(Dataset rows)

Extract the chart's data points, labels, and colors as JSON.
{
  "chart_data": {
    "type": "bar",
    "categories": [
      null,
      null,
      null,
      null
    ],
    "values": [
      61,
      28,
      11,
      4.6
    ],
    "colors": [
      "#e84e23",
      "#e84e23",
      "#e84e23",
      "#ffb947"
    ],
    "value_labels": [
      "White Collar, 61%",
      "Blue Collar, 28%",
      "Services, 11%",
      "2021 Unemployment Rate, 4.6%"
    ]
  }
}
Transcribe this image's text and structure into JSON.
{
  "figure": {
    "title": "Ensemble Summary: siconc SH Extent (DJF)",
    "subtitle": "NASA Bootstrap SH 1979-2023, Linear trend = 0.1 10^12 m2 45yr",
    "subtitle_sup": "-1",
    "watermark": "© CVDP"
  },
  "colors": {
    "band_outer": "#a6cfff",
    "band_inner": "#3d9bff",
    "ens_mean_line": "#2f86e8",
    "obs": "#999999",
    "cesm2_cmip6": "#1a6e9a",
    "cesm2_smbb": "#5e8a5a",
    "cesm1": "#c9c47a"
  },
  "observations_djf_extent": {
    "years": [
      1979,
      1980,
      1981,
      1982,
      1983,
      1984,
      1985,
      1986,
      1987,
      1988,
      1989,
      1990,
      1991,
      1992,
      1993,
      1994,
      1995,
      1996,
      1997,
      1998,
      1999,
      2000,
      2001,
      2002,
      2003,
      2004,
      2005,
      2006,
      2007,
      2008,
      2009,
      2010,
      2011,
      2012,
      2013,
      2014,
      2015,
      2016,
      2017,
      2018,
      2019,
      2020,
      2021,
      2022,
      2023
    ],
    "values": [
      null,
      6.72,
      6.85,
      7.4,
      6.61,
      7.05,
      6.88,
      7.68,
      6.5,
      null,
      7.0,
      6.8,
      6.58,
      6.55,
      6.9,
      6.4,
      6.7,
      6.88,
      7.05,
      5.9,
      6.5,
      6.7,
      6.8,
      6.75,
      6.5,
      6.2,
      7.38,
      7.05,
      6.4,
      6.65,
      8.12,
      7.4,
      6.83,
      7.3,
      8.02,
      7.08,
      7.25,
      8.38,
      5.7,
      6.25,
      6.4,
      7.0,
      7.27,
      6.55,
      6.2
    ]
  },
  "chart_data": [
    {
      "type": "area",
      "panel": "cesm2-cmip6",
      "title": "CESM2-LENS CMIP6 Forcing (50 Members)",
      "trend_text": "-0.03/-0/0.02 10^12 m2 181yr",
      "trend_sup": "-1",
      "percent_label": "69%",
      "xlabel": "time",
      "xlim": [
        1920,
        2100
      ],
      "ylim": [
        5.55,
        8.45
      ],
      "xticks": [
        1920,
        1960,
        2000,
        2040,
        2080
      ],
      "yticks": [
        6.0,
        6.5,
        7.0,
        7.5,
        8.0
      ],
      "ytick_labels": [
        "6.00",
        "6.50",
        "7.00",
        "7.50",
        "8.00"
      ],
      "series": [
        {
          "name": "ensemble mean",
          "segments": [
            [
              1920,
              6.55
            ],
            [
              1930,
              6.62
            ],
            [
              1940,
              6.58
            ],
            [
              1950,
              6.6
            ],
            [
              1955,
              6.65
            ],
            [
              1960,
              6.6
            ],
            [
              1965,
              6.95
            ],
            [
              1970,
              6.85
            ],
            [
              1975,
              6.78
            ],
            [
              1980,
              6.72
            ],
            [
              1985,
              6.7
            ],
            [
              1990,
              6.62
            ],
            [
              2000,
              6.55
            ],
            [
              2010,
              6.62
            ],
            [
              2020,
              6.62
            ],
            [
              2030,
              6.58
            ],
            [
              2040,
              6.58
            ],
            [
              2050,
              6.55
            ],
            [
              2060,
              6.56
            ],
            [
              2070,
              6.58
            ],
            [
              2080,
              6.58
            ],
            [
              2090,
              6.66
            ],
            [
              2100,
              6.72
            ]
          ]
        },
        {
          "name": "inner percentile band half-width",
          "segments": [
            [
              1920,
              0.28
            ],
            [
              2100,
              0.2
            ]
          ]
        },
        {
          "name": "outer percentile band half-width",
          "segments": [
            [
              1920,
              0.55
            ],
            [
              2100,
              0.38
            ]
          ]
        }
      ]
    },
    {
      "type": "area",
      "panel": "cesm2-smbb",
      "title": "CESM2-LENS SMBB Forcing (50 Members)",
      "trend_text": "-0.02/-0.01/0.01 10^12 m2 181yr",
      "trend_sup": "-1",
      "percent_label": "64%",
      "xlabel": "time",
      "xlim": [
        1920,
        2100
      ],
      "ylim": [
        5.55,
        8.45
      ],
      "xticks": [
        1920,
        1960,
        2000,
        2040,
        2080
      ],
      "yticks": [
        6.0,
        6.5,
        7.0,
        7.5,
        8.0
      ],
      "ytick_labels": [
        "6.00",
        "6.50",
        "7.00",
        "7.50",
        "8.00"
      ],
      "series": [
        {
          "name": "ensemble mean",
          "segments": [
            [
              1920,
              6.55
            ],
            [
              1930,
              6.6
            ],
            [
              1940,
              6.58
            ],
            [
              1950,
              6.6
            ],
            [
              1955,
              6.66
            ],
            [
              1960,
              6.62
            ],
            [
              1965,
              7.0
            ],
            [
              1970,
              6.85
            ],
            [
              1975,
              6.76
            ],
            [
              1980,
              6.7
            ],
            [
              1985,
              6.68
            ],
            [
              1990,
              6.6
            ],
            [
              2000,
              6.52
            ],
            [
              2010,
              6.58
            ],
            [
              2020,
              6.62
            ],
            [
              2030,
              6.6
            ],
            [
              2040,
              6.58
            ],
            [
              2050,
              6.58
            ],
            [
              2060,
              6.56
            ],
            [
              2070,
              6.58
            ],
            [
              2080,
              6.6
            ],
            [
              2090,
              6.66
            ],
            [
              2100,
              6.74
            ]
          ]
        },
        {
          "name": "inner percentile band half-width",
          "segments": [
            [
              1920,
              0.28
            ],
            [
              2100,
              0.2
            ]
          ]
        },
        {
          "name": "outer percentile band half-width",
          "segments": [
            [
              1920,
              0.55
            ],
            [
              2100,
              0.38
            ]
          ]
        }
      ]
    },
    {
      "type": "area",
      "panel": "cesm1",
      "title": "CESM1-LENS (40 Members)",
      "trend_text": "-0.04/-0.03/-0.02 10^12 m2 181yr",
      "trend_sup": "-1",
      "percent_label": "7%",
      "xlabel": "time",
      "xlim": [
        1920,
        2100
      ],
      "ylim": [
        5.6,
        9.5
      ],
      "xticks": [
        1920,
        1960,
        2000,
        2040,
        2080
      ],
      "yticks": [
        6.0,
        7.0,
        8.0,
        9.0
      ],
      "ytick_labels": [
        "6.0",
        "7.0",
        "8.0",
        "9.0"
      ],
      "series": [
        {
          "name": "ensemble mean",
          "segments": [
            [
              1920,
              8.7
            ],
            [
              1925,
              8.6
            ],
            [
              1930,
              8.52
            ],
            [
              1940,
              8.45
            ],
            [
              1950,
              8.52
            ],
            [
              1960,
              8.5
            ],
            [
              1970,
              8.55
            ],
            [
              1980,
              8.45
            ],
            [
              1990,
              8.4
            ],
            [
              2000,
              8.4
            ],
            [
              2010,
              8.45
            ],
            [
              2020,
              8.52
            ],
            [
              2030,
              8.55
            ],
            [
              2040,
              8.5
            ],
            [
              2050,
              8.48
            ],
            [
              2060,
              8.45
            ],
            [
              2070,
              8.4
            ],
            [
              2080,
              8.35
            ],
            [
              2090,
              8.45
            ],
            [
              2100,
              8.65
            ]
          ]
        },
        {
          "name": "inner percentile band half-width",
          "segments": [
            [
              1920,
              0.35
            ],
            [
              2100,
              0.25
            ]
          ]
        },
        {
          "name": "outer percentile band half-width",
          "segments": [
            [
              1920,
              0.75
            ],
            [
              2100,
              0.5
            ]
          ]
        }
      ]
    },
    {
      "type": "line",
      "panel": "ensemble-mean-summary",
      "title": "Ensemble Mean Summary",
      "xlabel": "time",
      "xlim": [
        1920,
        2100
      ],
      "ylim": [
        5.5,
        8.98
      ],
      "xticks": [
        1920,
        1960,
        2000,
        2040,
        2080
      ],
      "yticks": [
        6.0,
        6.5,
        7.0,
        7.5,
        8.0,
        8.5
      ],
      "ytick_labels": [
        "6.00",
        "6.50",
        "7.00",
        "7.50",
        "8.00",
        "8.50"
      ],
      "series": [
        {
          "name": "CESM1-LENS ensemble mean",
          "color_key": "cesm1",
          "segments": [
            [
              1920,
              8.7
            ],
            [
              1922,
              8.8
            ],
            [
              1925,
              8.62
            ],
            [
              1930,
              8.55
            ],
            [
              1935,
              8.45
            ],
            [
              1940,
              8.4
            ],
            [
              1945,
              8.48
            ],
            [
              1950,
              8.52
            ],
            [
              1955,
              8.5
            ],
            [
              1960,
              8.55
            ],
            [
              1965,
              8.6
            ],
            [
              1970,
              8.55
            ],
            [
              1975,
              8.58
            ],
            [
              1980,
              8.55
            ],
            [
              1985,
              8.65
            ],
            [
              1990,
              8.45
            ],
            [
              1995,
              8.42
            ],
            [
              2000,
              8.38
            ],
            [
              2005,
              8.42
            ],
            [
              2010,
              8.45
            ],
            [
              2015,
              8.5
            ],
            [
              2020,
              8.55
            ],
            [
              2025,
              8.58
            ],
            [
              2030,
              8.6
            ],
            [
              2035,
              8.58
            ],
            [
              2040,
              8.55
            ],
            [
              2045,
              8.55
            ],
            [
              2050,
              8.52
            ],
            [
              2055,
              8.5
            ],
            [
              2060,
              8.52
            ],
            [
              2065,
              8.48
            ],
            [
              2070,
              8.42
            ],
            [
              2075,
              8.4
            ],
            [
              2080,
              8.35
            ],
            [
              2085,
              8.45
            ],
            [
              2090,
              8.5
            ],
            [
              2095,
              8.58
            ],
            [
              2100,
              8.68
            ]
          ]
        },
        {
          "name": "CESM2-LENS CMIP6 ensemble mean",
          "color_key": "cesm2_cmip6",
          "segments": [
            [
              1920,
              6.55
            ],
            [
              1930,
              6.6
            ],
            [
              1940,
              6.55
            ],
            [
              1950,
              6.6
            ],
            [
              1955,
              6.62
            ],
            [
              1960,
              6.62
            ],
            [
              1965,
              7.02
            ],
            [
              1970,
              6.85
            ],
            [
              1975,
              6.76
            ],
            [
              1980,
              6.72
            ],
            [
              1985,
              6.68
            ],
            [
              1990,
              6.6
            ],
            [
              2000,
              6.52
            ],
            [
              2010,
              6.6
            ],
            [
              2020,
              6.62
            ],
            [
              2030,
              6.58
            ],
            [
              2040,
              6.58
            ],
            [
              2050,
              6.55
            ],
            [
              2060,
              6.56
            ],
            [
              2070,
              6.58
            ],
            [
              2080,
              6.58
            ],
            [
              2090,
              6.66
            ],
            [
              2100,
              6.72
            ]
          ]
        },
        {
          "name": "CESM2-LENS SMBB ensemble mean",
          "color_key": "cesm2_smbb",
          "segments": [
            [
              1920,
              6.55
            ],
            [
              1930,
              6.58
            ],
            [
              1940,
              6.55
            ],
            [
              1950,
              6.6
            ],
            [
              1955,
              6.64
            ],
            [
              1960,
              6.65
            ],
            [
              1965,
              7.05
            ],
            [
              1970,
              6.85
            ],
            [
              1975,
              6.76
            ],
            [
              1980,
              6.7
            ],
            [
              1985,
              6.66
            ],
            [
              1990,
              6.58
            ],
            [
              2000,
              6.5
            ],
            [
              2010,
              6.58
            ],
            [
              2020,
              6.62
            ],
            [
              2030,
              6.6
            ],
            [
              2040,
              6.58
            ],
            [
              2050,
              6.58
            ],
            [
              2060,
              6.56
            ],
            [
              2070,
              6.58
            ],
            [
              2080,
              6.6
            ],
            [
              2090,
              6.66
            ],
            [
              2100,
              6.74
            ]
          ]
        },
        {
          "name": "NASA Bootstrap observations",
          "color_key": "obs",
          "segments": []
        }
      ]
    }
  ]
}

◆ **What is asked**
Find all lines holding the string "Members" and copy them.

◆ **Expected answer**
      "title": "CESM2-LENS CMIP6 Forcing (50 Members)",
      "title": "CESM2-LENS SMBB Forcing (50 Members)",
      "title": "CESM1-LENS (40 Members)",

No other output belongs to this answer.